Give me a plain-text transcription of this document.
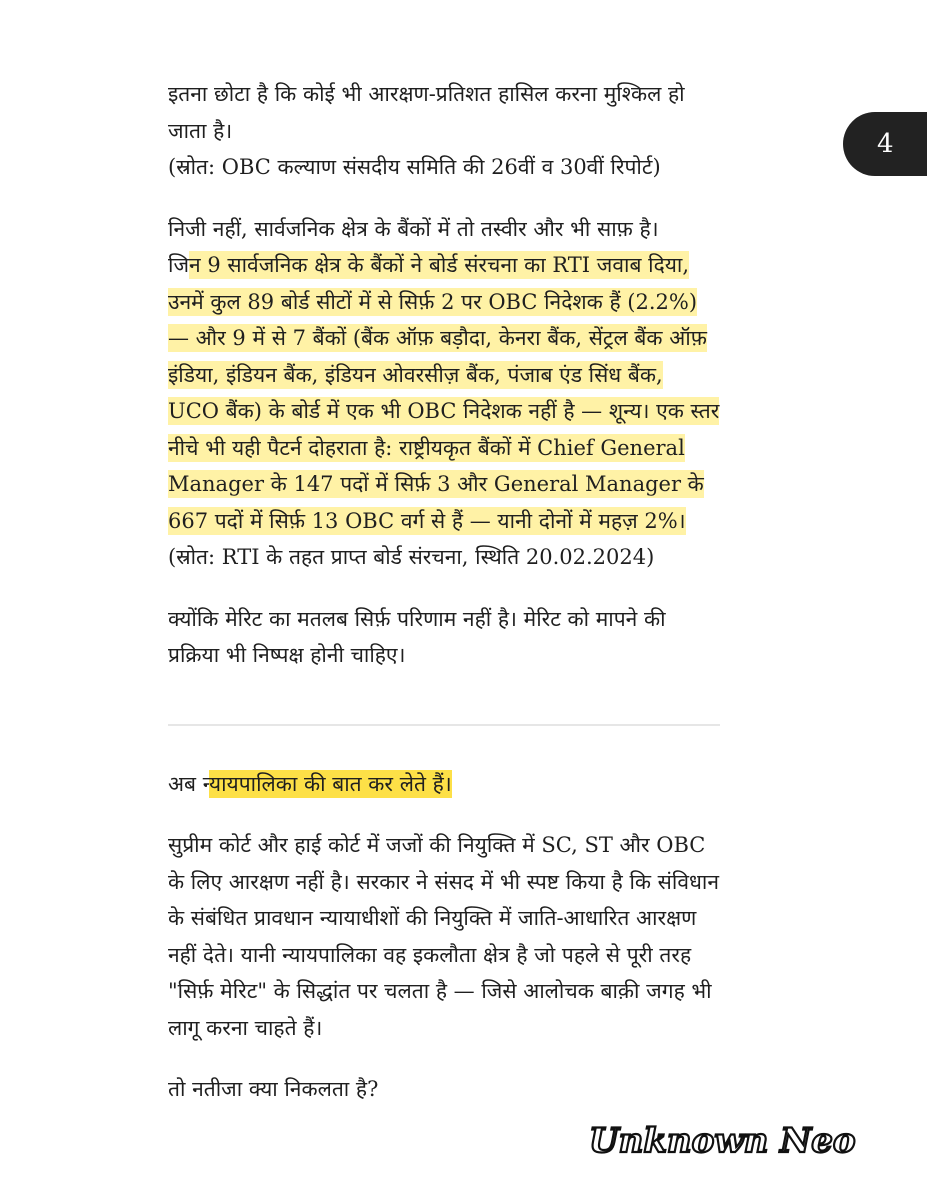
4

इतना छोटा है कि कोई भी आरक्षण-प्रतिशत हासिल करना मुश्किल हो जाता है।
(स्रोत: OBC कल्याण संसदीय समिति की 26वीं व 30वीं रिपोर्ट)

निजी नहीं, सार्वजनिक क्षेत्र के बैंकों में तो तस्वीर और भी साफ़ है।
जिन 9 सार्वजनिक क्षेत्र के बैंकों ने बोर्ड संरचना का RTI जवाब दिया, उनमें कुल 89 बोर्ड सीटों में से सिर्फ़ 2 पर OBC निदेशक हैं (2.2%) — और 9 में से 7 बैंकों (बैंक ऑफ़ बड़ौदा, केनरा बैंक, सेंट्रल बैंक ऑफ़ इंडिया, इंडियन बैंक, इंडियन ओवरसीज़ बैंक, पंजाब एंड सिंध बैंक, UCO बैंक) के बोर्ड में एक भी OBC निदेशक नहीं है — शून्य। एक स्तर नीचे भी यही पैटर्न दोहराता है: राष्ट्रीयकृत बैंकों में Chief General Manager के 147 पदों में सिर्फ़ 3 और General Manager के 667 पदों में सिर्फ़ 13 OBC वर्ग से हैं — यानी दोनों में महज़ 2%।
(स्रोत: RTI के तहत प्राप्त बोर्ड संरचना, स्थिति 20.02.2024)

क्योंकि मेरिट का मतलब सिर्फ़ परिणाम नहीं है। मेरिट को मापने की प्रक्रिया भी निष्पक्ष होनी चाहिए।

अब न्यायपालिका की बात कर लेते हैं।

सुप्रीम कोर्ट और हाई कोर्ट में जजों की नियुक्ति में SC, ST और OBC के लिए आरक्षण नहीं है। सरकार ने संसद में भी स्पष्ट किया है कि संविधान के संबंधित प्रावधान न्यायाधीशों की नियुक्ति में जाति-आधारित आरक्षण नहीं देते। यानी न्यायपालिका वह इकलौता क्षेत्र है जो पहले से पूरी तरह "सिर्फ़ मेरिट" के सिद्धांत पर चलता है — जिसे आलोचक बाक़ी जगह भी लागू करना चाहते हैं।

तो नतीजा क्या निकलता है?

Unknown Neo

☆ ☆ ☆ ☆ ☆ ☆ ☆

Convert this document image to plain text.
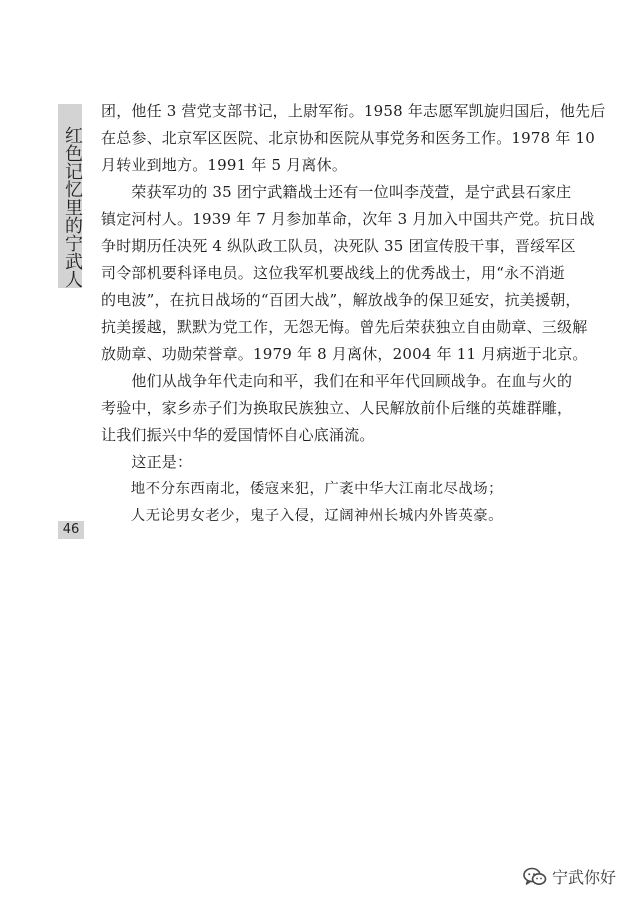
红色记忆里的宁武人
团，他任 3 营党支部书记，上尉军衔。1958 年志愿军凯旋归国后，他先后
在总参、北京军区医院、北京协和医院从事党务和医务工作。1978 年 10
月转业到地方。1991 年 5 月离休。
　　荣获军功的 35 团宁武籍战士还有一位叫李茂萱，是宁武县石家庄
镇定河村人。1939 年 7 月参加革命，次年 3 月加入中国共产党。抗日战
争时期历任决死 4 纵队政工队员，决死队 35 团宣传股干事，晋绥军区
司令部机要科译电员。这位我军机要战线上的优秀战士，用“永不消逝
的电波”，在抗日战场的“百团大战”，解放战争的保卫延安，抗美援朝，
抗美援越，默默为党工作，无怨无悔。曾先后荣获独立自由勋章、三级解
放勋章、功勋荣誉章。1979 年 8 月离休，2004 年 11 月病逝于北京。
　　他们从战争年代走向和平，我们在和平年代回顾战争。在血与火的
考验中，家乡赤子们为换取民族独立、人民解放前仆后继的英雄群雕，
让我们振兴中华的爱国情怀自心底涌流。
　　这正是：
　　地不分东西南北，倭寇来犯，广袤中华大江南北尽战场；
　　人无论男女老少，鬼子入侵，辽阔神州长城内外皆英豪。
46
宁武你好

☆ ☆ ☆ ☆ ☆ ☆ ☆

**Problem description**
Report only the number of lines that hold the string "text" in this listing.

**The reply**
2